[Records from a collection]
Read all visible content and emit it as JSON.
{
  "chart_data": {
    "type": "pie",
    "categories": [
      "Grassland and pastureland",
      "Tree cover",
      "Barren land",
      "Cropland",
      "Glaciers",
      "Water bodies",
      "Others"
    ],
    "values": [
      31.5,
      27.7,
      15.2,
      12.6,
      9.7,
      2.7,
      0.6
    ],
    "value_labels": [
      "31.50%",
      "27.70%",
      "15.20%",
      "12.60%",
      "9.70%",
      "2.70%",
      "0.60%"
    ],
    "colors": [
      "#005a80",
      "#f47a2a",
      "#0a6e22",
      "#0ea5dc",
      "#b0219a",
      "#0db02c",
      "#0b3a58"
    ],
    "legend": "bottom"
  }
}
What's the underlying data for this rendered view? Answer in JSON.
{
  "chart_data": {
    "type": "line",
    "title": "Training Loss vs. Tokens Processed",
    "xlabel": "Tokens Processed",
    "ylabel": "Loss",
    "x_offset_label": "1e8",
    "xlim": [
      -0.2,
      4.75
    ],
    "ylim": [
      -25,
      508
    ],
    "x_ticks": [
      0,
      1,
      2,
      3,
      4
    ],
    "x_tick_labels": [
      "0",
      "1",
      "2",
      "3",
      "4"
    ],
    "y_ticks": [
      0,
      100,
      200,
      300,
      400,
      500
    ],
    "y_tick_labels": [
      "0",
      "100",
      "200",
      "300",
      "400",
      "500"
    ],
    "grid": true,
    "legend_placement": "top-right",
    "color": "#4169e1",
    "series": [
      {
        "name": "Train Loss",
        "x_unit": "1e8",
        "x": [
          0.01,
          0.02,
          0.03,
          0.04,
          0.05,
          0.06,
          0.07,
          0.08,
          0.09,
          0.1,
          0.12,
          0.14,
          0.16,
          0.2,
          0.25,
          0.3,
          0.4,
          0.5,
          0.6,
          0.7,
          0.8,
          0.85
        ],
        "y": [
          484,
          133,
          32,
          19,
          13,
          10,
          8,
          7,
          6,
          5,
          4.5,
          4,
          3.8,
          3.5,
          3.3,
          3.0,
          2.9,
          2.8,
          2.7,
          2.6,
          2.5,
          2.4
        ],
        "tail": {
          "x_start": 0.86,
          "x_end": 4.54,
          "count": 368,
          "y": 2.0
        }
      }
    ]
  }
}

* [TASK]
Every line of the material must be returned exactly as it appears.

* [EXPECTED OUTPUT]
Read all visible content and emit it as JSON.
{
  "chart_data": {
    "type": "pie",
    "categories": [
      "Grassland and pastureland",
      "Tree cover",
      "Barren land",
      "Cropland",
      "Glaciers",
      "Water bodies",
      "Others"
    ],
    "values": [
      31.5,
      27.7,
      15.2,
      12.6,
      9.7,
      2.7,
      0.6
    ],
    "value_labels": [
      "31.50%",
      "27.70%",
      "15.20%",
      "12.60%",
      "9.70%",
      "2.70%",
      "0.60%"
    ],
    "colors": [
      "#005a80",
      "#f47a2a",
      "#0a6e22",
      "#0ea5dc",
      "#b0219a",
      "#0db02c",
      "#0b3a58"
    ],
    "legend": "bottom"
  }
}
What's the underlying data for this rendered view? Answer in JSON.
{
  "chart_data": {
    "type": "line",
    "title": "Training Loss vs. Tokens Processed",
    "xlabel": "Tokens Processed",
    "ylabel": "Loss",
    "x_offset_label": "1e8",
    "xlim": [
      -0.2,
      4.75
    ],
    "ylim": [
      -25,
      508
    ],
    "x_ticks": [
      0,
      1,
      2,
      3,
      4
    ],
    "x_tick_labels": [
      "0",
      "1",
      "2",
      "3",
      "4"
    ],
    "y_ticks": [
      0,
      100,
      200,
      300,
      400,
      500
    ],
    "y_tick_labels": [
      "0",
      "100",
      "200",
      "300",
      "400",
      "500"
    ],
    "grid": true,
    "legend_placement": "top-right",
    "color": "#4169e1",
    "series": [
      {
        "name": "Train Loss",
        "x_unit": "1e8",
        "x": [
          0.01,
          0.02,
          0.03,
          0.04,
          0.05,
          0.06,
          0.07,
          0.08,
          0.09,
          0.1,
          0.12,
          0.14,
          0.16,
          0.2,
          0.25,
          0.3,
          0.4,
          0.5,
          0.6,
          0.7,
          0.8,
          0.85
        ],
        "y": [
          484,
          133,
          32,
          19,
          13,
          10,
          8,
          7,
          6,
          5,
          4.5,
          4,
          3.8,
          3.5,
          3.3,
          3.0,
          2.9,
          2.8,
          2.7,
          2.6,
          2.5,
          2.4
        ],
        "tail": {
          "x_start": 0.86,
          "x_end": 4.54,
          "count": 368,
          "y": 2.0
        }
      }
    ]
  }
}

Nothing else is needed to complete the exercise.